● **WHAT YOU HAVE TO DO**
Transcribe the records below exactly.

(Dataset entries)
#####
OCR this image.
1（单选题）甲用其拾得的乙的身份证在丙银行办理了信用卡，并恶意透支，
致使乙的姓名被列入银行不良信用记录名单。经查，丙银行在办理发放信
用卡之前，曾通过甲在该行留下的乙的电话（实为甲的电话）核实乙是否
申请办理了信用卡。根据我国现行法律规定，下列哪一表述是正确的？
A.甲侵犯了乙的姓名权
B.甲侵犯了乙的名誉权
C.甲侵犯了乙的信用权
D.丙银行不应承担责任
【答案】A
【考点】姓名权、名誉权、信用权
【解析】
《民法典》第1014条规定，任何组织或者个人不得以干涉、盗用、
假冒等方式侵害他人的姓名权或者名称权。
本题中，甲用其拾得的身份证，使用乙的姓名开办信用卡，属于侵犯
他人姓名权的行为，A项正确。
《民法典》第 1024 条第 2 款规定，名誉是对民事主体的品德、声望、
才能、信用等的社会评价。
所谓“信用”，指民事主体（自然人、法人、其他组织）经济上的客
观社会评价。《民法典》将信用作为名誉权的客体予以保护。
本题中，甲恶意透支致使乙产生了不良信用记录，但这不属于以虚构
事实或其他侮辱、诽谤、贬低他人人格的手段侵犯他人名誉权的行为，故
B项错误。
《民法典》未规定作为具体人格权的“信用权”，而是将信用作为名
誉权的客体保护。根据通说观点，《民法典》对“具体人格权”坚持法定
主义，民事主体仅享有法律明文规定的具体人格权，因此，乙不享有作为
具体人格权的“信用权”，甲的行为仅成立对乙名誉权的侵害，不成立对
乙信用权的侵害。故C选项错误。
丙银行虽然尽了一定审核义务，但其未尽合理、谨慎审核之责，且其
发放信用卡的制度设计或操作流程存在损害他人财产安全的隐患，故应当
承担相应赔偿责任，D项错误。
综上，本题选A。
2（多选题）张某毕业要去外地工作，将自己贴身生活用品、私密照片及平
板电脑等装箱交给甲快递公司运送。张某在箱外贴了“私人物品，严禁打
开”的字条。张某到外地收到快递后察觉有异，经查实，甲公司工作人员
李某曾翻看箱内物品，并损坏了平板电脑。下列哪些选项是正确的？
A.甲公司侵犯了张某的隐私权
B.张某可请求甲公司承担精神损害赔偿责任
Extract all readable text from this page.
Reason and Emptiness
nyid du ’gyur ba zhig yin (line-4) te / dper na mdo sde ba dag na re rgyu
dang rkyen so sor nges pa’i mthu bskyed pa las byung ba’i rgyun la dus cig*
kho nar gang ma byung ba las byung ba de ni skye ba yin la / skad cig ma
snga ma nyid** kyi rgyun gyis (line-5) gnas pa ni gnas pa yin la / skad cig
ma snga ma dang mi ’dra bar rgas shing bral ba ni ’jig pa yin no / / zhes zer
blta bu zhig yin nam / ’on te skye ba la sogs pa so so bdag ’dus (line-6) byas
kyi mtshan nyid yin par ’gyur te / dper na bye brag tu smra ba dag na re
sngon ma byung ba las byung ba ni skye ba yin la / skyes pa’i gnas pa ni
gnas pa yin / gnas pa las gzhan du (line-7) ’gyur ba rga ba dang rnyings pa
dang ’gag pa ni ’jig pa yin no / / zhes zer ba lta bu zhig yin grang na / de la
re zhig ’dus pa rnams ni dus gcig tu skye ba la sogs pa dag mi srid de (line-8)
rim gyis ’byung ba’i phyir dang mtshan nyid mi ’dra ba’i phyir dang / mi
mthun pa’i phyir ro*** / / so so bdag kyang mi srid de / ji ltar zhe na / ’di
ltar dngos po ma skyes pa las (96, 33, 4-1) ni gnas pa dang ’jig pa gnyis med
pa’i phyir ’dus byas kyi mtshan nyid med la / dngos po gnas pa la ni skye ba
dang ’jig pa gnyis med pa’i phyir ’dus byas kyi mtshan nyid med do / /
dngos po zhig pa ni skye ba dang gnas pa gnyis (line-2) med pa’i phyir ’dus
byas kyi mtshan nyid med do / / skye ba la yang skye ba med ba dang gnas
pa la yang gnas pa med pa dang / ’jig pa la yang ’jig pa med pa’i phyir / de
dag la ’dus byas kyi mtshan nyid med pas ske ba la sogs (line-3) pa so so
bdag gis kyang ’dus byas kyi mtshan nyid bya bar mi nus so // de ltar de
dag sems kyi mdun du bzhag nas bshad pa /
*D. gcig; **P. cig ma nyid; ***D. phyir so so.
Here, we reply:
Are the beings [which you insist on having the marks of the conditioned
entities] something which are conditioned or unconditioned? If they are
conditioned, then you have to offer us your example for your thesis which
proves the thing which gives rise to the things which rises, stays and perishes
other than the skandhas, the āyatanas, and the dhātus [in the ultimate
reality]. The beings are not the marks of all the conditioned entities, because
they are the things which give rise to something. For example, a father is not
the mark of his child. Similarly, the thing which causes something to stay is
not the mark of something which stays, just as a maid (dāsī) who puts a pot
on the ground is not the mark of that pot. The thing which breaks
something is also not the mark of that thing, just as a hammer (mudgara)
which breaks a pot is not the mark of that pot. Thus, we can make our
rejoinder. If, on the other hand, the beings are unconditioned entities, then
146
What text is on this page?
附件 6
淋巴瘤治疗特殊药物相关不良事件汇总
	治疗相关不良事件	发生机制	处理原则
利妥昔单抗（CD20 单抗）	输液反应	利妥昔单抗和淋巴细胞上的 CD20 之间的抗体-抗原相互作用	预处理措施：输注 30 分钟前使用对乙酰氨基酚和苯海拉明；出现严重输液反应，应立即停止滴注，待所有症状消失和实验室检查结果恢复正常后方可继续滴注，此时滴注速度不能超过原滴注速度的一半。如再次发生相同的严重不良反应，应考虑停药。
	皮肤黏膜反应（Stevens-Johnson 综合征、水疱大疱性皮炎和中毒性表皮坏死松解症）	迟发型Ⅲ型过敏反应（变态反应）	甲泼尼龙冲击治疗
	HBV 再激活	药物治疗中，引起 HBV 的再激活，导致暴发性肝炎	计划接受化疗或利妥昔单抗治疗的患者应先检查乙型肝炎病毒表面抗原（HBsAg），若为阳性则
#####
● **ANSWER BELOW**
OCR this image.
1（单选题）甲用其拾得的乙的身份证在丙银行办理了信用卡，并恶意透支，
致使乙的姓名被列入银行不良信用记录名单。经查，丙银行在办理发放信
用卡之前，曾通过甲在该行留下的乙的电话（实为甲的电话）核实乙是否
申请办理了信用卡。根据我国现行法律规定，下列哪一表述是正确的？
A.甲侵犯了乙的姓名权
B.甲侵犯了乙的名誉权
C.甲侵犯了乙的信用权
D.丙银行不应承担责任
【答案】A
【考点】姓名权、名誉权、信用权
【解析】
《民法典》第1014条规定，任何组织或者个人不得以干涉、盗用、
假冒等方式侵害他人的姓名权或者名称权。
本题中，甲用其拾得的身份证，使用乙的姓名开办信用卡，属于侵犯
他人姓名权的行为，A项正确。
《民法典》第 1024 条第 2 款规定，名誉是对民事主体的品德、声望、
才能、信用等的社会评价。
所谓“信用”，指民事主体（自然人、法人、其他组织）经济上的客
观社会评价。《民法典》将信用作为名誉权的客体予以保护。
本题中，甲恶意透支致使乙产生了不良信用记录，但这不属于以虚构
事实或其他侮辱、诽谤、贬低他人人格的手段侵犯他人名誉权的行为，故
B项错误。
《民法典》未规定作为具体人格权的“信用权”，而是将信用作为名
誉权的客体保护。根据通说观点，《民法典》对“具体人格权”坚持法定
主义，民事主体仅享有法律明文规定的具体人格权，因此，乙不享有作为
具体人格权的“信用权”，甲的行为仅成立对乙名誉权的侵害，不成立对
乙信用权的侵害。故C选项错误。
丙银行虽然尽了一定审核义务，但其未尽合理、谨慎审核之责，且其
发放信用卡的制度设计或操作流程存在损害他人财产安全的隐患，故应当
承担相应赔偿责任，D项错误。
综上，本题选A。
2（多选题）张某毕业要去外地工作，将自己贴身生活用品、私密照片及平
板电脑等装箱交给甲快递公司运送。张某在箱外贴了“私人物品，严禁打
开”的字条。张某到外地收到快递后察觉有异，经查实，甲公司工作人员
李某曾翻看箱内物品，并损坏了平板电脑。下列哪些选项是正确的？
A.甲公司侵犯了张某的隐私权
B.张某可请求甲公司承担精神损害赔偿责任
Extract all readable text from this page.
Reason and Emptiness
nyid du ’gyur ba zhig yin (line-4) te / dper na mdo sde ba dag na re rgyu
dang rkyen so sor nges pa’i mthu bskyed pa las byung ba’i rgyun la dus cig*
kho nar gang ma byung ba las byung ba de ni skye ba yin la / skad cig ma
snga ma nyid** kyi rgyun gyis (line-5) gnas pa ni gnas pa yin la / skad cig
ma snga ma dang mi ’dra bar rgas shing bral ba ni ’jig pa yin no / / zhes zer
blta bu zhig yin nam / ’on te skye ba la sogs pa so so bdag ’dus (line-6) byas
kyi mtshan nyid yin par ’gyur te / dper na bye brag tu smra ba dag na re
sngon ma byung ba las byung ba ni skye ba yin la / skyes pa’i gnas pa ni
gnas pa yin / gnas pa las gzhan du (line-7) ’gyur ba rga ba dang rnyings pa
dang ’gag pa ni ’jig pa yin no / / zhes zer ba lta bu zhig yin grang na / de la
re zhig ’dus pa rnams ni dus gcig tu skye ba la sogs pa dag mi srid de (line-8)
rim gyis ’byung ba’i phyir dang mtshan nyid mi ’dra ba’i phyir dang / mi
mthun pa’i phyir ro*** / / so so bdag kyang mi srid de / ji ltar zhe na / ’di
ltar dngos po ma skyes pa las (96, 33, 4-1) ni gnas pa dang ’jig pa gnyis med
pa’i phyir ’dus byas kyi mtshan nyid med la / dngos po gnas pa la ni skye ba
dang ’jig pa gnyis med pa’i phyir ’dus byas kyi mtshan nyid med do / /
dngos po zhig pa ni skye ba dang gnas pa gnyis (line-2) med pa’i phyir ’dus
byas kyi mtshan nyid med do / / skye ba la yang skye ba med ba dang gnas
pa la yang gnas pa med pa dang / ’jig pa la yang ’jig pa med pa’i phyir / de
dag la ’dus byas kyi mtshan nyid med pas ske ba la sogs (line-3) pa so so
bdag gis kyang ’dus byas kyi mtshan nyid bya bar mi nus so // de ltar de
dag sems kyi mdun du bzhag nas bshad pa /
*D. gcig; **P. cig ma nyid; ***D. phyir so so.
Here, we reply:
Are the beings [which you insist on having the marks of the conditioned
entities] something which are conditioned or unconditioned? If they are
conditioned, then you have to offer us your example for your thesis which
proves the thing which gives rise to the things which rises, stays and perishes
other than the skandhas, the āyatanas, and the dhātus [in the ultimate
reality]. The beings are not the marks of all the conditioned entities, because
they are the things which give rise to something. For example, a father is not
the mark of his child. Similarly, the thing which causes something to stay is
not the mark of something which stays, just as a maid (dāsī) who puts a pot
on the ground is not the mark of that pot. The thing which breaks
something is also not the mark of that thing, just as a hammer (mudgara)
which breaks a pot is not the mark of that pot. Thus, we can make our
rejoinder. If, on the other hand, the beings are unconditioned entities, then
146
What text is on this page?
附件 6
淋巴瘤治疗特殊药物相关不良事件汇总
	治疗相关不良事件	发生机制	处理原则
利妥昔单抗（CD20 单抗）	输液反应	利妥昔单抗和淋巴细胞上的 CD20 之间的抗体-抗原相互作用	预处理措施：输注 30 分钟前使用对乙酰氨基酚和苯海拉明；出现严重输液反应，应立即停止滴注，待所有症状消失和实验室检查结果恢复正常后方可继续滴注，此时滴注速度不能超过原滴注速度的一半。如再次发生相同的严重不良反应，应考虑停药。
	皮肤黏膜反应（Stevens-Johnson 综合征、水疱大疱性皮炎和中毒性表皮坏死松解症）	迟发型Ⅲ型过敏反应（变态反应）	甲泼尼龙冲击治疗
	HBV 再激活	药物治疗中，引起 HBV 的再激活，导致暴发性肝炎	计划接受化疗或利妥昔单抗治疗的患者应先检查乙型肝炎病毒表面抗原（HBsAg），若为阳性则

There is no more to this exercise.